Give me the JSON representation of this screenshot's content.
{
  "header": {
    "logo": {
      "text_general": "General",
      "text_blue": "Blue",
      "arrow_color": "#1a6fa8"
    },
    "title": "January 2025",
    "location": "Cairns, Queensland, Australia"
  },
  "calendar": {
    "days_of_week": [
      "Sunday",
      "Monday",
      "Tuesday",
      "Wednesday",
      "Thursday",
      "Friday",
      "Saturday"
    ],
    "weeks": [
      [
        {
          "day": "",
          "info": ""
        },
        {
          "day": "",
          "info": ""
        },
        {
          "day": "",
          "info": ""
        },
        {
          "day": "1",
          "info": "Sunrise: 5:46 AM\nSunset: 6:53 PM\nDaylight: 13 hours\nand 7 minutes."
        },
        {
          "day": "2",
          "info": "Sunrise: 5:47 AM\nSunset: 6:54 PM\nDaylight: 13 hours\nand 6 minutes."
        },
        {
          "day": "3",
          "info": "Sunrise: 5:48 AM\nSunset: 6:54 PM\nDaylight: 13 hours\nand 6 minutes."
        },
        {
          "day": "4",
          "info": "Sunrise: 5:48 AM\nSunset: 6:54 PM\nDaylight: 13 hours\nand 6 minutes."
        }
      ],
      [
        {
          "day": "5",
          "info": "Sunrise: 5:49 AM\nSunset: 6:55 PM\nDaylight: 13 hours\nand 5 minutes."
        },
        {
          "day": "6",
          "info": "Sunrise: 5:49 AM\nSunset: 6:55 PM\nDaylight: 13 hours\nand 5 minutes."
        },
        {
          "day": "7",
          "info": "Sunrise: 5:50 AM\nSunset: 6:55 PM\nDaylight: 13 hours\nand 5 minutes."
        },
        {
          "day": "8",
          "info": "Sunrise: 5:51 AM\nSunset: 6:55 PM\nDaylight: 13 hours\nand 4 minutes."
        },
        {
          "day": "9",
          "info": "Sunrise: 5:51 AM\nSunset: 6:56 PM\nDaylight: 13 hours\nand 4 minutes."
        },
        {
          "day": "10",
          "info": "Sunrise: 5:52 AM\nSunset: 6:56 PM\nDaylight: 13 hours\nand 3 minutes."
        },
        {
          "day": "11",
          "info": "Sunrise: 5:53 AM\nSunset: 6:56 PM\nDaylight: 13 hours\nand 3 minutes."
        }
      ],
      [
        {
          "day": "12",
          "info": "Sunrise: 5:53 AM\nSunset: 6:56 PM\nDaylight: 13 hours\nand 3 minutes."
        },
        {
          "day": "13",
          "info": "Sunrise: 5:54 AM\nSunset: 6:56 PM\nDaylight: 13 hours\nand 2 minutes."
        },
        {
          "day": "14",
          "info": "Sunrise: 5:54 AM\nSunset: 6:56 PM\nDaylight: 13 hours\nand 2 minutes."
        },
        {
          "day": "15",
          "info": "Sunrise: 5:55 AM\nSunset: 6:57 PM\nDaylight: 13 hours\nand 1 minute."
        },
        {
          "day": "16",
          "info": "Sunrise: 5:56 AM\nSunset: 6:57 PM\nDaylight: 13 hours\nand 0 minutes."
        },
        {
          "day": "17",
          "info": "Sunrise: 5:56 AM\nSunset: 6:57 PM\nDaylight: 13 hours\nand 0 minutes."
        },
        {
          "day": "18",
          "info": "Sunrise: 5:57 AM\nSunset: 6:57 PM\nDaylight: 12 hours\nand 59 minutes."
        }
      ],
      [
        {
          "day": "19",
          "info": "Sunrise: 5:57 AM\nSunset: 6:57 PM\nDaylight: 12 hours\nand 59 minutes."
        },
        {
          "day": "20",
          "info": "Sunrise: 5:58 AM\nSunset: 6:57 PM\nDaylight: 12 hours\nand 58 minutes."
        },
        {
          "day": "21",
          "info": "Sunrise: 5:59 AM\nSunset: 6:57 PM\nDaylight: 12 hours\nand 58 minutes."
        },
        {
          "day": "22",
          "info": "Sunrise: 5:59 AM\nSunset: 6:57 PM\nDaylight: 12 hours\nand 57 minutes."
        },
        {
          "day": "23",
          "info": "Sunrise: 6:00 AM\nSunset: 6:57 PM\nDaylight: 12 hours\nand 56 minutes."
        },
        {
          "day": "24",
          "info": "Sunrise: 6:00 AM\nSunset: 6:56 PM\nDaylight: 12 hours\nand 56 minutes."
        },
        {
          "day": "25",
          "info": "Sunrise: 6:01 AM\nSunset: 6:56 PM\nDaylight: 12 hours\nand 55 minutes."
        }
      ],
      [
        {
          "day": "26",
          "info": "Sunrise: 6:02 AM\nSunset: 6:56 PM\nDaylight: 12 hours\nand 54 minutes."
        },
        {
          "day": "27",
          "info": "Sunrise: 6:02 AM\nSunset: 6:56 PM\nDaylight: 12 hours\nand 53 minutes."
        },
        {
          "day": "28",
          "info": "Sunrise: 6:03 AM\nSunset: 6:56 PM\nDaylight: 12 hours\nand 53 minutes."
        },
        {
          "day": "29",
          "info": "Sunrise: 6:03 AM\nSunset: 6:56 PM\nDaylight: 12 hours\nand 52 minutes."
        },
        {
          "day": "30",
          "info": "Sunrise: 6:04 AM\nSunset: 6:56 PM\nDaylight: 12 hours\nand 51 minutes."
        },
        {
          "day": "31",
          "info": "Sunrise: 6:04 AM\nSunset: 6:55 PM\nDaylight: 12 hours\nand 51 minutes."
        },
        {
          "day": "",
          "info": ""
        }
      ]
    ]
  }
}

____

TASK BRIEF: Transcribe all of the lines in the records precisely.

RESPONSE TO THIS TASK:
Give me the JSON representation of this screenshot's content.
{
  "header": {
    "logo": {
      "text_general": "General",
      "text_blue": "Blue",
      "arrow_color": "#1a6fa8"
    },
    "title": "January 2025",
    "location": "Cairns, Queensland, Australia"
  },
  "calendar": {
    "days_of_week": [
      "Sunday",
      "Monday",
      "Tuesday",
      "Wednesday",
      "Thursday",
      "Friday",
      "Saturday"
    ],
    "weeks": [
      [
        {
          "day": "",
          "info": ""
        },
        {
          "day": "",
          "info": ""
        },
        {
          "day": "",
          "info": ""
        },
        {
          "day": "1",
          "info": "Sunrise: 5:46 AM\nSunset: 6:53 PM\nDaylight: 13 hours\nand 7 minutes."
        },
        {
          "day": "2",
          "info": "Sunrise: 5:47 AM\nSunset: 6:54 PM\nDaylight: 13 hours\nand 6 minutes."
        },
        {
          "day": "3",
          "info": "Sunrise: 5:48 AM\nSunset: 6:54 PM\nDaylight: 13 hours\nand 6 minutes."
        },
        {
          "day": "4",
          "info": "Sunrise: 5:48 AM\nSunset: 6:54 PM\nDaylight: 13 hours\nand 6 minutes."
        }
      ],
      [
        {
          "day": "5",
          "info": "Sunrise: 5:49 AM\nSunset: 6:55 PM\nDaylight: 13 hours\nand 5 minutes."
        },
        {
          "day": "6",
          "info": "Sunrise: 5:49 AM\nSunset: 6:55 PM\nDaylight: 13 hours\nand 5 minutes."
        },
        {
          "day": "7",
          "info": "Sunrise: 5:50 AM\nSunset: 6:55 PM\nDaylight: 13 hours\nand 5 minutes."
        },
        {
          "day": "8",
          "info": "Sunrise: 5:51 AM\nSunset: 6:55 PM\nDaylight: 13 hours\nand 4 minutes."
        },
        {
          "day": "9",
          "info": "Sunrise: 5:51 AM\nSunset: 6:56 PM\nDaylight: 13 hours\nand 4 minutes."
        },
        {
          "day": "10",
          "info": "Sunrise: 5:52 AM\nSunset: 6:56 PM\nDaylight: 13 hours\nand 3 minutes."
        },
        {
          "day": "11",
          "info": "Sunrise: 5:53 AM\nSunset: 6:56 PM\nDaylight: 13 hours\nand 3 minutes."
        }
      ],
      [
        {
          "day": "12",
          "info": "Sunrise: 5:53 AM\nSunset: 6:56 PM\nDaylight: 13 hours\nand 3 minutes."
        },
        {
          "day": "13",
          "info": "Sunrise: 5:54 AM\nSunset: 6:56 PM\nDaylight: 13 hours\nand 2 minutes."
        },
        {
          "day": "14",
          "info": "Sunrise: 5:54 AM\nSunset: 6:56 PM\nDaylight: 13 hours\nand 2 minutes."
        },
        {
          "day": "15",
          "info": "Sunrise: 5:55 AM\nSunset: 6:57 PM\nDaylight: 13 hours\nand 1 minute."
        },
        {
          "day": "16",
          "info": "Sunrise: 5:56 AM\nSunset: 6:57 PM\nDaylight: 13 hours\nand 0 minutes."
        },
        {
          "day": "17",
          "info": "Sunrise: 5:56 AM\nSunset: 6:57 PM\nDaylight: 13 hours\nand 0 minutes."
        },
        {
          "day": "18",
          "info": "Sunrise: 5:57 AM\nSunset: 6:57 PM\nDaylight: 12 hours\nand 59 minutes."
        }
      ],
      [
        {
          "day": "19",
          "info": "Sunrise: 5:57 AM\nSunset: 6:57 PM\nDaylight: 12 hours\nand 59 minutes."
        },
        {
          "day": "20",
          "info": "Sunrise: 5:58 AM\nSunset: 6:57 PM\nDaylight: 12 hours\nand 58 minutes."
        },
        {
          "day": "21",
          "info": "Sunrise: 5:59 AM\nSunset: 6:57 PM\nDaylight: 12 hours\nand 58 minutes."
        },
        {
          "day": "22",
          "info": "Sunrise: 5:59 AM\nSunset: 6:57 PM\nDaylight: 12 hours\nand 57 minutes."
        },
        {
          "day": "23",
          "info": "Sunrise: 6:00 AM\nSunset: 6:57 PM\nDaylight: 12 hours\nand 56 minutes."
        },
        {
          "day": "24",
          "info": "Sunrise: 6:00 AM\nSunset: 6:56 PM\nDaylight: 12 hours\nand 56 minutes."
        },
        {
          "day": "25",
          "info": "Sunrise: 6:01 AM\nSunset: 6:56 PM\nDaylight: 12 hours\nand 55 minutes."
        }
      ],
      [
        {
          "day": "26",
          "info": "Sunrise: 6:02 AM\nSunset: 6:56 PM\nDaylight: 12 hours\nand 54 minutes."
        },
        {
          "day": "27",
          "info": "Sunrise: 6:02 AM\nSunset: 6:56 PM\nDaylight: 12 hours\nand 53 minutes."
        },
        {
          "day": "28",
          "info": "Sunrise: 6:03 AM\nSunset: 6:56 PM\nDaylight: 12 hours\nand 53 minutes."
        },
        {
          "day": "29",
          "info": "Sunrise: 6:03 AM\nSunset: 6:56 PM\nDaylight: 12 hours\nand 52 minutes."
        },
        {
          "day": "30",
          "info": "Sunrise: 6:04 AM\nSunset: 6:56 PM\nDaylight: 12 hours\nand 51 minutes."
        },
        {
          "day": "31",
          "info": "Sunrise: 6:04 AM\nSunset: 6:55 PM\nDaylight: 12 hours\nand 51 minutes."
        },
        {
          "day": "",
          "info": ""
        }
      ]
    ]
  }
}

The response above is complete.